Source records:
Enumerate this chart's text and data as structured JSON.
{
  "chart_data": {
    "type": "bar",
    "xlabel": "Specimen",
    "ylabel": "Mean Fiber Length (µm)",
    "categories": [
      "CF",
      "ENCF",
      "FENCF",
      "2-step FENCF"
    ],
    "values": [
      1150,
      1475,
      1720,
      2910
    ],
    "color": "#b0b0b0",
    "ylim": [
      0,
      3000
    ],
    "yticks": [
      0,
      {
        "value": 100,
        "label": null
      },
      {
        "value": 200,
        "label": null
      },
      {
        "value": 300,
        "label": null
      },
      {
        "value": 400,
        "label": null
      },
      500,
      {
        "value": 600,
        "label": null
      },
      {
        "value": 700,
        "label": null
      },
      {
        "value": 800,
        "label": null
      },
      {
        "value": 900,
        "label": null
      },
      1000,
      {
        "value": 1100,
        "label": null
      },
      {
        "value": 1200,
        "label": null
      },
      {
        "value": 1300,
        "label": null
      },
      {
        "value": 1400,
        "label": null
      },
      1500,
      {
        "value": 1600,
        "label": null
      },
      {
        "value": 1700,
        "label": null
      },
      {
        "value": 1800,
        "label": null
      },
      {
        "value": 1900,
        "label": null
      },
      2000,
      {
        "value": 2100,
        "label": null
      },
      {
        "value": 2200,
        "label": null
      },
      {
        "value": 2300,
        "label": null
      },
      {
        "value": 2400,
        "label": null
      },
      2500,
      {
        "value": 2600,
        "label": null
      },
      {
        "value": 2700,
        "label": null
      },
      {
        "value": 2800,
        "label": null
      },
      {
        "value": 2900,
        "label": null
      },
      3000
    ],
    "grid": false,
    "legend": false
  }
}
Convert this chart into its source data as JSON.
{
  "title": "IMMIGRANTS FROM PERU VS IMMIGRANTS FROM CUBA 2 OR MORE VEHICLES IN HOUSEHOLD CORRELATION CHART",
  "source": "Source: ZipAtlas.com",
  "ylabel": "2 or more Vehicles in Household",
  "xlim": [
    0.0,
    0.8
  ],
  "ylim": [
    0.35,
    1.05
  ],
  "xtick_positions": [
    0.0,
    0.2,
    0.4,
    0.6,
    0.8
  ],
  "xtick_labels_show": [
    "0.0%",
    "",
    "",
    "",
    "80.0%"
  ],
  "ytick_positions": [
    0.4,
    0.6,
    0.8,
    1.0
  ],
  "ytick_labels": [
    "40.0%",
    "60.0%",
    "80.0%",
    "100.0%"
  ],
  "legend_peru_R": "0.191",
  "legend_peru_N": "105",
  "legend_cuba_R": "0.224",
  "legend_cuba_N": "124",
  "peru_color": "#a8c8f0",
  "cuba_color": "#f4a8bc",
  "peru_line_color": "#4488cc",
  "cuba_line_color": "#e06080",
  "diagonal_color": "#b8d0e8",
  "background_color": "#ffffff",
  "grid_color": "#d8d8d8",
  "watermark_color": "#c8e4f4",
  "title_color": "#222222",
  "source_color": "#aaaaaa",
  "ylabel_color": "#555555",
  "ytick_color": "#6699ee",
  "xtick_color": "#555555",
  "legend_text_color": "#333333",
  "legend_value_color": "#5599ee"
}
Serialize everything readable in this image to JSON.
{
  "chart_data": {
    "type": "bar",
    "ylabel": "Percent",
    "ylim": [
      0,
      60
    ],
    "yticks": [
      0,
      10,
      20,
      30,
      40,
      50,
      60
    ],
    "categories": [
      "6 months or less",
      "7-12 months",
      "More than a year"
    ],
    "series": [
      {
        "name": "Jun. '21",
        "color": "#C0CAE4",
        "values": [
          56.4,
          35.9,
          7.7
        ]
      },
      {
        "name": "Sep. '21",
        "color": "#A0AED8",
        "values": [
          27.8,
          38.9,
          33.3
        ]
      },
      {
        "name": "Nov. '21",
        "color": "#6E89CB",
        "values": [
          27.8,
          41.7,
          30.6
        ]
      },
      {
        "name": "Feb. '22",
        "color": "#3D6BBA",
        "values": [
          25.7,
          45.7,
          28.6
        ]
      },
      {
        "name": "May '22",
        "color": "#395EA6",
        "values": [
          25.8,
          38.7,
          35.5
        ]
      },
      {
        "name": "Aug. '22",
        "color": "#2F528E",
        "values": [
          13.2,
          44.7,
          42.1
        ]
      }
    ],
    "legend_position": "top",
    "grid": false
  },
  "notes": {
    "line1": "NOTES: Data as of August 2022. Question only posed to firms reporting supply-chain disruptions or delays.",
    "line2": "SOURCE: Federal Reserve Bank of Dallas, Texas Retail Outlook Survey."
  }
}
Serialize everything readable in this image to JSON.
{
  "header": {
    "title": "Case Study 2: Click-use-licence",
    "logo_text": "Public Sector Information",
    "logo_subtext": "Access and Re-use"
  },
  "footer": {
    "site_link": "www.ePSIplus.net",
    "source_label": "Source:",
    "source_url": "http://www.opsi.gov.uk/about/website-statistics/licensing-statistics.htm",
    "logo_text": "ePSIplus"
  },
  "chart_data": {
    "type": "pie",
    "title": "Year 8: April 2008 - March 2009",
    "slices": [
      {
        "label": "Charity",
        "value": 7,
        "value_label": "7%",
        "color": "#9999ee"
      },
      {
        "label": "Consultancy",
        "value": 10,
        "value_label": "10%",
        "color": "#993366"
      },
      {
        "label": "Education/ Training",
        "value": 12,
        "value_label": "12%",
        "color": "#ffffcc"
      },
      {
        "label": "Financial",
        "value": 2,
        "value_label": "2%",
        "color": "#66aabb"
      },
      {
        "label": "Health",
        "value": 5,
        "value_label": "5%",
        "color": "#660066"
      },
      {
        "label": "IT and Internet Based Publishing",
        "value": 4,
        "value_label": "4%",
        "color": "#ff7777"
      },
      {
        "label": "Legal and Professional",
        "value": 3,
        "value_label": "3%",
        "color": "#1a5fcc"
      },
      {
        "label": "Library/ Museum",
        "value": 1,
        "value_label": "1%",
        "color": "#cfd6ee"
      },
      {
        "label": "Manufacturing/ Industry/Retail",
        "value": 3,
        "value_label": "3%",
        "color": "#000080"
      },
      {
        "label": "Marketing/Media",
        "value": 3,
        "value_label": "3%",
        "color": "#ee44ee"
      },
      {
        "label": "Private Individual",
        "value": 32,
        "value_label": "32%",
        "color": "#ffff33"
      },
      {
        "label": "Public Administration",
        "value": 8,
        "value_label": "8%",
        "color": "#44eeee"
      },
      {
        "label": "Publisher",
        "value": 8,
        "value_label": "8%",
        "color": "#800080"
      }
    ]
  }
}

* [GIVEN INSTRUCTION]
Return each entry from above without altering a single character.

* [FINISHED EXERCISE]
Enumerate this chart's text and data as structured JSON.
{
  "chart_data": {
    "type": "bar",
    "xlabel": "Specimen",
    "ylabel": "Mean Fiber Length (µm)",
    "categories": [
      "CF",
      "ENCF",
      "FENCF",
      "2-step FENCF"
    ],
    "values": [
      1150,
      1475,
      1720,
      2910
    ],
    "color": "#b0b0b0",
    "ylim": [
      0,
      3000
    ],
    "yticks": [
      0,
      {
        "value": 100,
        "label": null
      },
      {
        "value": 200,
        "label": null
      },
      {
        "value": 300,
        "label": null
      },
      {
        "value": 400,
        "label": null
      },
      500,
      {
        "value": 600,
        "label": null
      },
      {
        "value": 700,
        "label": null
      },
      {
        "value": 800,
        "label": null
      },
      {
        "value": 900,
        "label": null
      },
      1000,
      {
        "value": 1100,
        "label": null
      },
      {
        "value": 1200,
        "label": null
      },
      {
        "value": 1300,
        "label": null
      },
      {
        "value": 1400,
        "label": null
      },
      1500,
      {
        "value": 1600,
        "label": null
      },
      {
        "value": 1700,
        "label": null
      },
      {
        "value": 1800,
        "label": null
      },
      {
        "value": 1900,
        "label": null
      },
      2000,
      {
        "value": 2100,
        "label": null
      },
      {
        "value": 2200,
        "label": null
      },
      {
        "value": 2300,
        "label": null
      },
      {
        "value": 2400,
        "label": null
      },
      2500,
      {
        "value": 2600,
        "label": null
      },
      {
        "value": 2700,
        "label": null
      },
      {
        "value": 2800,
        "label": null
      },
      {
        "value": 2900,
        "label": null
      },
      3000
    ],
    "grid": false,
    "legend": false
  }
}
Convert this chart into its source data as JSON.
{
  "title": "IMMIGRANTS FROM PERU VS IMMIGRANTS FROM CUBA 2 OR MORE VEHICLES IN HOUSEHOLD CORRELATION CHART",
  "source": "Source: ZipAtlas.com",
  "ylabel": "2 or more Vehicles in Household",
  "xlim": [
    0.0,
    0.8
  ],
  "ylim": [
    0.35,
    1.05
  ],
  "xtick_positions": [
    0.0,
    0.2,
    0.4,
    0.6,
    0.8
  ],
  "xtick_labels_show": [
    "0.0%",
    "",
    "",
    "",
    "80.0%"
  ],
  "ytick_positions": [
    0.4,
    0.6,
    0.8,
    1.0
  ],
  "ytick_labels": [
    "40.0%",
    "60.0%",
    "80.0%",
    "100.0%"
  ],
  "legend_peru_R": "0.191",
  "legend_peru_N": "105",
  "legend_cuba_R": "0.224",
  "legend_cuba_N": "124",
  "peru_color": "#a8c8f0",
  "cuba_color": "#f4a8bc",
  "peru_line_color": "#4488cc",
  "cuba_line_color": "#e06080",
  "diagonal_color": "#b8d0e8",
  "background_color": "#ffffff",
  "grid_color": "#d8d8d8",
  "watermark_color": "#c8e4f4",
  "title_color": "#222222",
  "source_color": "#aaaaaa",
  "ylabel_color": "#555555",
  "ytick_color": "#6699ee",
  "xtick_color": "#555555",
  "legend_text_color": "#333333",
  "legend_value_color": "#5599ee"
}
Serialize everything readable in this image to JSON.
{
  "chart_data": {
    "type": "bar",
    "ylabel": "Percent",
    "ylim": [
      0,
      60
    ],
    "yticks": [
      0,
      10,
      20,
      30,
      40,
      50,
      60
    ],
    "categories": [
      "6 months or less",
      "7-12 months",
      "More than a year"
    ],
    "series": [
      {
        "name": "Jun. '21",
        "color": "#C0CAE4",
        "values": [
          56.4,
          35.9,
          7.7
        ]
      },
      {
        "name": "Sep. '21",
        "color": "#A0AED8",
        "values": [
          27.8,
          38.9,
          33.3
        ]
      },
      {
        "name": "Nov. '21",
        "color": "#6E89CB",
        "values": [
          27.8,
          41.7,
          30.6
        ]
      },
      {
        "name": "Feb. '22",
        "color": "#3D6BBA",
        "values": [
          25.7,
          45.7,
          28.6
        ]
      },
      {
        "name": "May '22",
        "color": "#395EA6",
        "values": [
          25.8,
          38.7,
          35.5
        ]
      },
      {
        "name": "Aug. '22",
        "color": "#2F528E",
        "values": [
          13.2,
          44.7,
          42.1
        ]
      }
    ],
    "legend_position": "top",
    "grid": false
  },
  "notes": {
    "line1": "NOTES: Data as of August 2022. Question only posed to firms reporting supply-chain disruptions or delays.",
    "line2": "SOURCE: Federal Reserve Bank of Dallas, Texas Retail Outlook Survey."
  }
}
Serialize everything readable in this image to JSON.
{
  "header": {
    "title": "Case Study 2: Click-use-licence",
    "logo_text": "Public Sector Information",
    "logo_subtext": "Access and Re-use"
  },
  "footer": {
    "site_link": "www.ePSIplus.net",
    "source_label": "Source:",
    "source_url": "http://www.opsi.gov.uk/about/website-statistics/licensing-statistics.htm",
    "logo_text": "ePSIplus"
  },
  "chart_data": {
    "type": "pie",
    "title": "Year 8: April 2008 - March 2009",
    "slices": [
      {
        "label": "Charity",
        "value": 7,
        "value_label": "7%",
        "color": "#9999ee"
      },
      {
        "label": "Consultancy",
        "value": 10,
        "value_label": "10%",
        "color": "#993366"
      },
      {
        "label": "Education/ Training",
        "value": 12,
        "value_label": "12%",
        "color": "#ffffcc"
      },
      {
        "label": "Financial",
        "value": 2,
        "value_label": "2%",
        "color": "#66aabb"
      },
      {
        "label": "Health",
        "value": 5,
        "value_label": "5%",
        "color": "#660066"
      },
      {
        "label": "IT and Internet Based Publishing",
        "value": 4,
        "value_label": "4%",
        "color": "#ff7777"
      },
      {
        "label": "Legal and Professional",
        "value": 3,
        "value_label": "3%",
        "color": "#1a5fcc"
      },
      {
        "label": "Library/ Museum",
        "value": 1,
        "value_label": "1%",
        "color": "#cfd6ee"
      },
      {
        "label": "Manufacturing/ Industry/Retail",
        "value": 3,
        "value_label": "3%",
        "color": "#000080"
      },
      {
        "label": "Marketing/Media",
        "value": 3,
        "value_label": "3%",
        "color": "#ee44ee"
      },
      {
        "label": "Private Individual",
        "value": 32,
        "value_label": "32%",
        "color": "#ffff33"
      },
      {
        "label": "Public Administration",
        "value": 8,
        "value_label": "8%",
        "color": "#44eeee"
      },
      {
        "label": "Publisher",
        "value": 8,
        "value_label": "8%",
        "color": "#800080"
      }
    ]
  }
}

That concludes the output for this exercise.